» **Instructions for the task**:
Please arrange the records as a two-column CSV with the headers input and output, starting at the beginning of the records and ending with the line that contains "The fibrosis tissue 50 is at (455, 230).", both ends included. Give one row for each record, put each field in quotes with its line breaks turned into spaces, and leave the pictures out.

--- Start of Data supplied ---

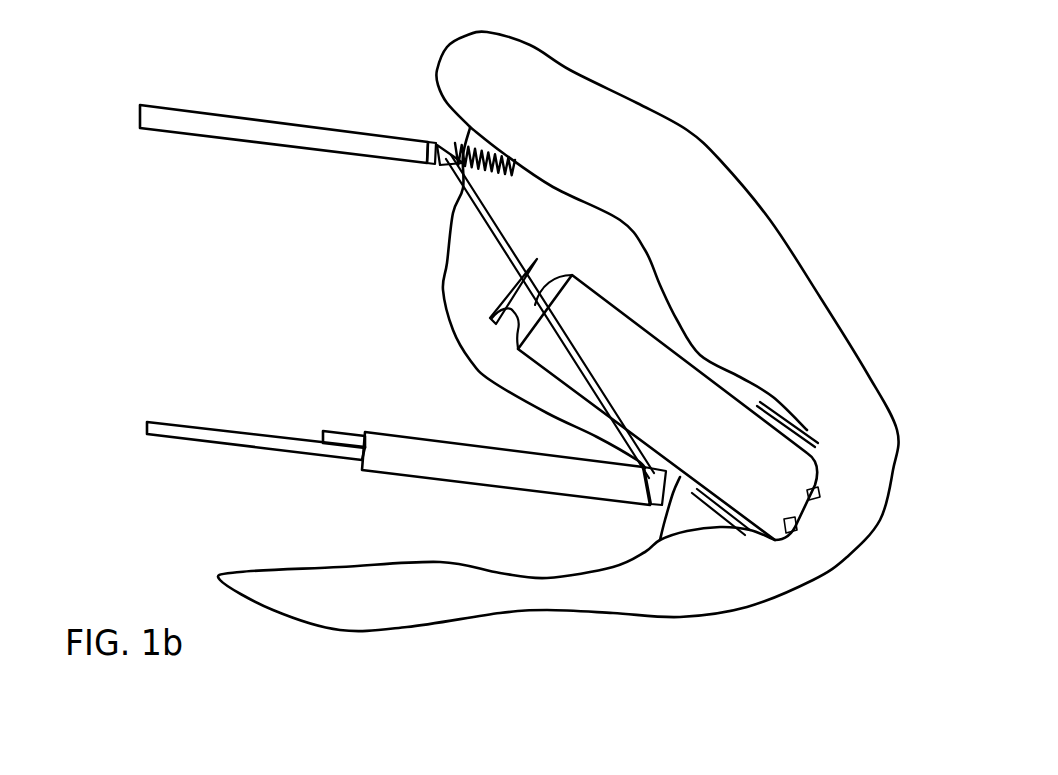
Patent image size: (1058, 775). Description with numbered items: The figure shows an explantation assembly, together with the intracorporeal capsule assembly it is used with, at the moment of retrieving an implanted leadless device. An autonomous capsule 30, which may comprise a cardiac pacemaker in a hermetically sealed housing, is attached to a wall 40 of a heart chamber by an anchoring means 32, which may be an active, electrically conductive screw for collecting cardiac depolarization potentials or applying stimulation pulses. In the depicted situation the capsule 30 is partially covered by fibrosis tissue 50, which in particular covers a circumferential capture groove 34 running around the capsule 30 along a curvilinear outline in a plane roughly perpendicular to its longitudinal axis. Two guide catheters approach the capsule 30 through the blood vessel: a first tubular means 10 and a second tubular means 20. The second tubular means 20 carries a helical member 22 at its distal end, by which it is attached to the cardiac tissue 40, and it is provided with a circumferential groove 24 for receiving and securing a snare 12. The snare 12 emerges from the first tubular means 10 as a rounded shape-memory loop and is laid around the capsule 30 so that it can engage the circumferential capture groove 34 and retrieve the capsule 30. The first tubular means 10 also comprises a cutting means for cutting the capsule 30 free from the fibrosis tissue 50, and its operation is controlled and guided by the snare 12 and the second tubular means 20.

The first tubular means 10 is at (398, 456).
The snare 12 is at (500, 247).
The second tubular means 20 is at (232, 120).
The helical member 22 is at (497, 143).
The circumferential groove 24 is at (437, 144).
The autonomous capsule 30 is at (763, 467).
The anchoring means 32 is at (788, 422).
The circumferential capture groove 34 is at (492, 318).
The wall of a heart chamber 40 is at (832, 330).
The fibrosis tissue 50 is at (455, 230).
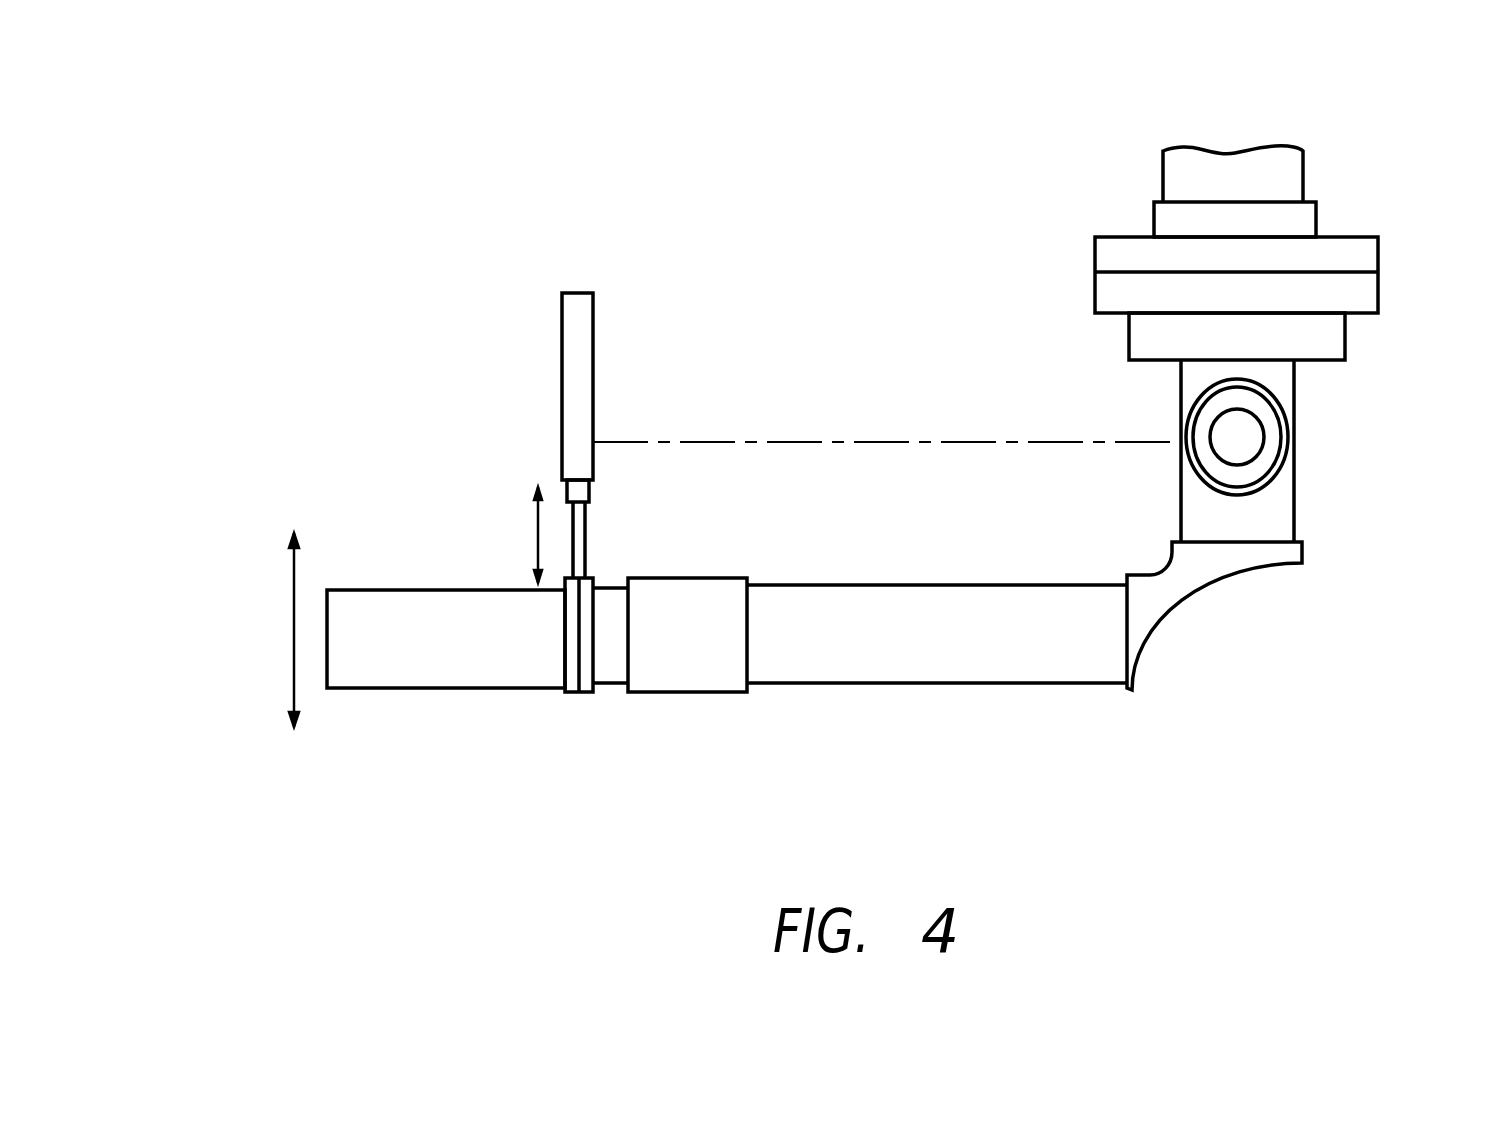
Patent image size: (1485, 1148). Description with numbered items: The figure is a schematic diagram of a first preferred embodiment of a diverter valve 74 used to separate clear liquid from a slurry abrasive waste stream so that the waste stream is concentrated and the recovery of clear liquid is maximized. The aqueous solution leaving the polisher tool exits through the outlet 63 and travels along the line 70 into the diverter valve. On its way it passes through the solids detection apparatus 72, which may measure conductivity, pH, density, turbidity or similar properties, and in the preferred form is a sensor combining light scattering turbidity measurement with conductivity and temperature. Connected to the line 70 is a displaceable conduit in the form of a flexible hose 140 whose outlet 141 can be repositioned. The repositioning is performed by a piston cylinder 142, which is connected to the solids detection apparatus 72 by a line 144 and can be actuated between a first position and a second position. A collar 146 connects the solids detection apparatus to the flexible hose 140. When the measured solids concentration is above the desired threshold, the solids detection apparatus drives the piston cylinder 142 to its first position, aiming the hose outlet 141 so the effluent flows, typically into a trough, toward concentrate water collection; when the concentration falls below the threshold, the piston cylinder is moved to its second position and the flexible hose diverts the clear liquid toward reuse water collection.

The outlet 63 is at (1283, 178).
The line 70 is at (1297, 380).
The solids detection apparatus 72 is at (1272, 450).
The diverter valve 74 is at (862, 353).
The flexible hose 140 is at (932, 663).
The outlet 141 is at (325, 638).
The piston cylinder 142 is at (593, 385).
The line 144 is at (827, 442).
The collar 146 is at (577, 692).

--- End of Data supplied ---

» **Full output**:
input,output
"Patent image size: (1058, 775). Description with numbered items: The figure shows an explantation assembly, together with the intracorporeal capsule assembly it is used with, at the moment of retrieving an implanted leadless device. An autonomous capsule 30, which may comprise a cardiac pacemaker in a hermetically sealed housing, is attached to a wall 40 of a heart chamber by an anchoring means 32, which may be an active, electrically conductive screw for collecting cardiac depolarization potentials or applying stimulation pulses. In the depicted situation the capsule 30 is partially covered by fibrosis tissue 50, which in particular covers a circumferential capture groove 34 running around the capsule 30 along a curvilinear outline in a plane roughly perpendicular to its longitudinal axis. Two guide catheters approach the capsule 30 through the blood vessel: a first tubular means 10 and a second tubular means 20. The second tubular means 20 carries a helical member 22 at its distal end, by which it is attached to the cardiac tissue 40, and it is provided with a circumferential groove 24 for receiving and securing a snare 12. The snare 12 emerges from the first tubular means 10 as a rounded shape-memory loop and is laid around the capsule 30 so that it can engage the circumferential capture groove 34 and retrieve the capsule 30. The first tubular means 10 also comprises a cutting means for cutting the capsule 30 free from the fibrosis tissue 50, and its operation is controlled and guided by the snare 12 and the second tubular means 20.","The first tubular means 10 is at (398, 456). The snare 12 is at (500, 247). The second tubular means 20 is at (232, 120). The helical member 22 is at (497, 143). The circumferential groove 24 is at (437, 144). The autonomous capsule 30 is at (763, 467). The anchoring means 32 is at (788, 422). The circumferential capture groove 34 is at (492, 318). The wall of a heart chamber 40 is at (832, 330). The fibrosis tissue 50 is at (455, 230)."